- [WORK REQUIRED]:
Copy the material that follows word for word and omit its pictures.
━━━
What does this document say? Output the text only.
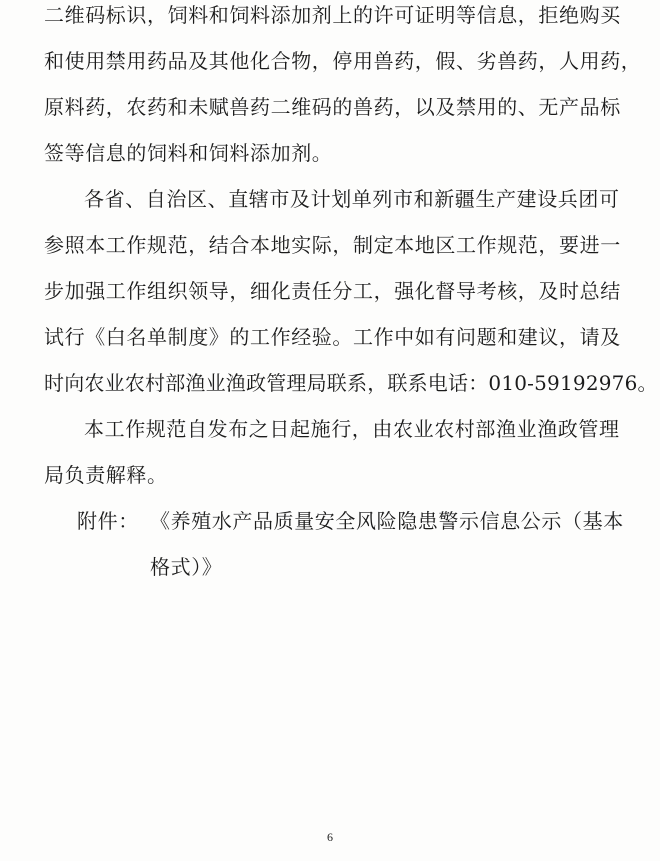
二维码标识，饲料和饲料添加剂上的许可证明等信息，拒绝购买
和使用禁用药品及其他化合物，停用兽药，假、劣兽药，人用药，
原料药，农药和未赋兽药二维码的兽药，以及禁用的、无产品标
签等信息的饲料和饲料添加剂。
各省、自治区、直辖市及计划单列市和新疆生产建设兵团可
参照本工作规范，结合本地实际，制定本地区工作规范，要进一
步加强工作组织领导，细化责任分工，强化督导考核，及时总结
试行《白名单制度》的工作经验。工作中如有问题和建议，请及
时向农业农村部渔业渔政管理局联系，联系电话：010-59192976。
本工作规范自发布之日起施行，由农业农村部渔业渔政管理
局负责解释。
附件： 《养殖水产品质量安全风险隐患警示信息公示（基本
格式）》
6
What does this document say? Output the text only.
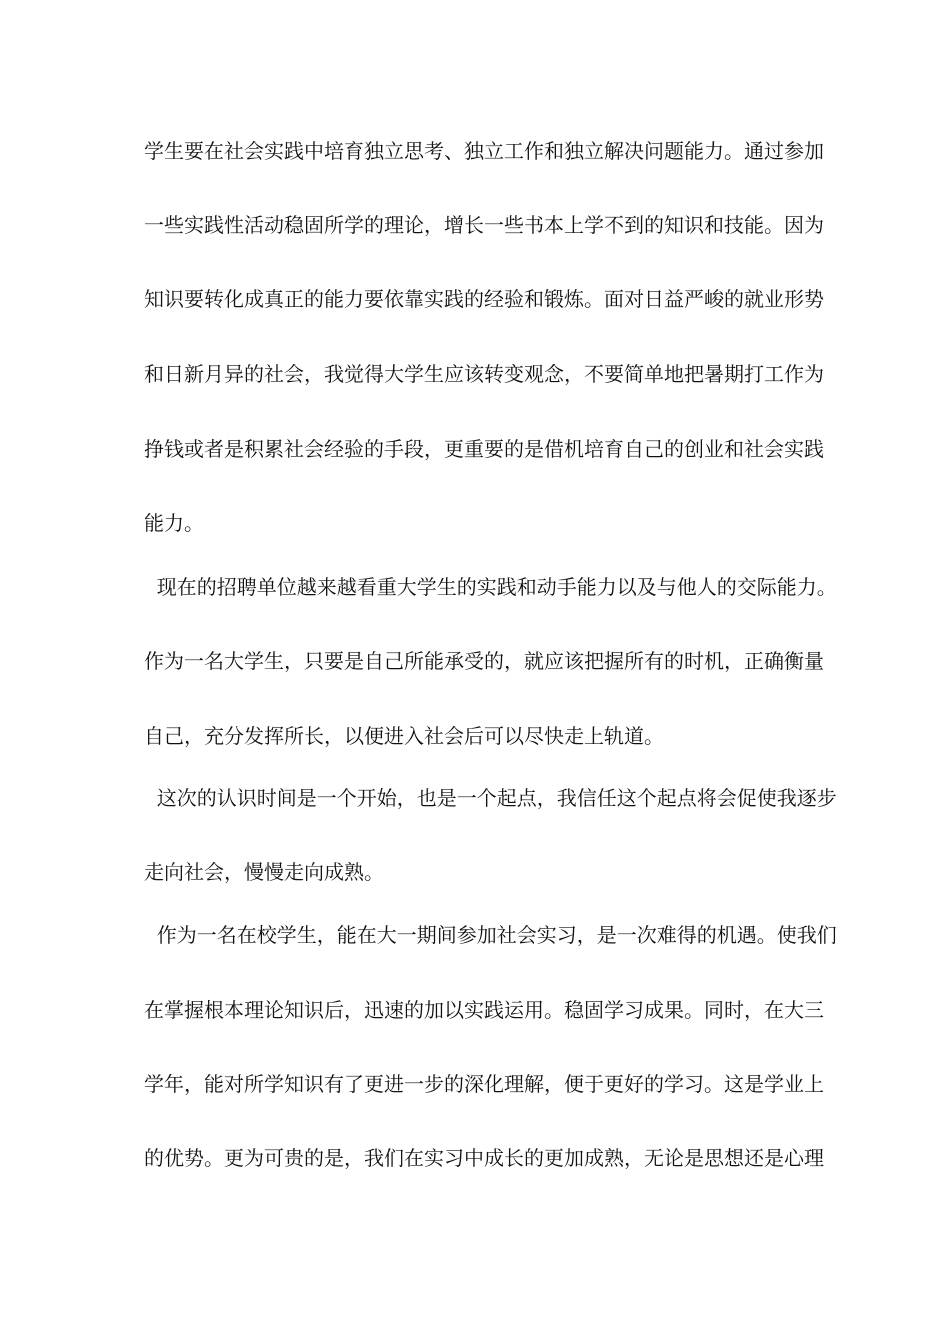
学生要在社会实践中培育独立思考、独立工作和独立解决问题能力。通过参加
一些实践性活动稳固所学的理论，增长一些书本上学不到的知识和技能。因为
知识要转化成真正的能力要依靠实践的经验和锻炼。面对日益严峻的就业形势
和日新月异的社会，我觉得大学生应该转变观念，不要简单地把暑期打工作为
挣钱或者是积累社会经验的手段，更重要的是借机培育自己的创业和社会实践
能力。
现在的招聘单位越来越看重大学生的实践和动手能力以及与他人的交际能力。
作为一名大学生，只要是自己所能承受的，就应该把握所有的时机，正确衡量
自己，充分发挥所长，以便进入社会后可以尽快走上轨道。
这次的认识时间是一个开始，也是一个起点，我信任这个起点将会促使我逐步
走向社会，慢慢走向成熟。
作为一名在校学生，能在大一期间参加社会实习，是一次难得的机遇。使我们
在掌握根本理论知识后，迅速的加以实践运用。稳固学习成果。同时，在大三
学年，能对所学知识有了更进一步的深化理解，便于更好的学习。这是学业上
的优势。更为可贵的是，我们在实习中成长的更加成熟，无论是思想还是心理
━━━
- [EXERCISE RESULT]:
What does this document say? Output the text only.
二维码标识，饲料和饲料添加剂上的许可证明等信息，拒绝购买
和使用禁用药品及其他化合物，停用兽药，假、劣兽药，人用药，
原料药，农药和未赋兽药二维码的兽药，以及禁用的、无产品标
签等信息的饲料和饲料添加剂。
各省、自治区、直辖市及计划单列市和新疆生产建设兵团可
参照本工作规范，结合本地实际，制定本地区工作规范，要进一
步加强工作组织领导，细化责任分工，强化督导考核，及时总结
试行《白名单制度》的工作经验。工作中如有问题和建议，请及
时向农业农村部渔业渔政管理局联系，联系电话：010-59192976。
本工作规范自发布之日起施行，由农业农村部渔业渔政管理
局负责解释。
附件： 《养殖水产品质量安全风险隐患警示信息公示（基本
格式）》
6
What does this document say? Output the text only.
学生要在社会实践中培育独立思考、独立工作和独立解决问题能力。通过参加
一些实践性活动稳固所学的理论，增长一些书本上学不到的知识和技能。因为
知识要转化成真正的能力要依靠实践的经验和锻炼。面对日益严峻的就业形势
和日新月异的社会，我觉得大学生应该转变观念，不要简单地把暑期打工作为
挣钱或者是积累社会经验的手段，更重要的是借机培育自己的创业和社会实践
能力。
现在的招聘单位越来越看重大学生的实践和动手能力以及与他人的交际能力。
作为一名大学生，只要是自己所能承受的，就应该把握所有的时机，正确衡量
自己，充分发挥所长，以便进入社会后可以尽快走上轨道。
这次的认识时间是一个开始，也是一个起点，我信任这个起点将会促使我逐步
走向社会，慢慢走向成熟。
作为一名在校学生，能在大一期间参加社会实习，是一次难得的机遇。使我们
在掌握根本理论知识后，迅速的加以实践运用。稳固学习成果。同时，在大三
学年，能对所学知识有了更进一步的深化理解，便于更好的学习。这是学业上
的优势。更为可贵的是，我们在实习中成长的更加成熟，无论是思想还是心理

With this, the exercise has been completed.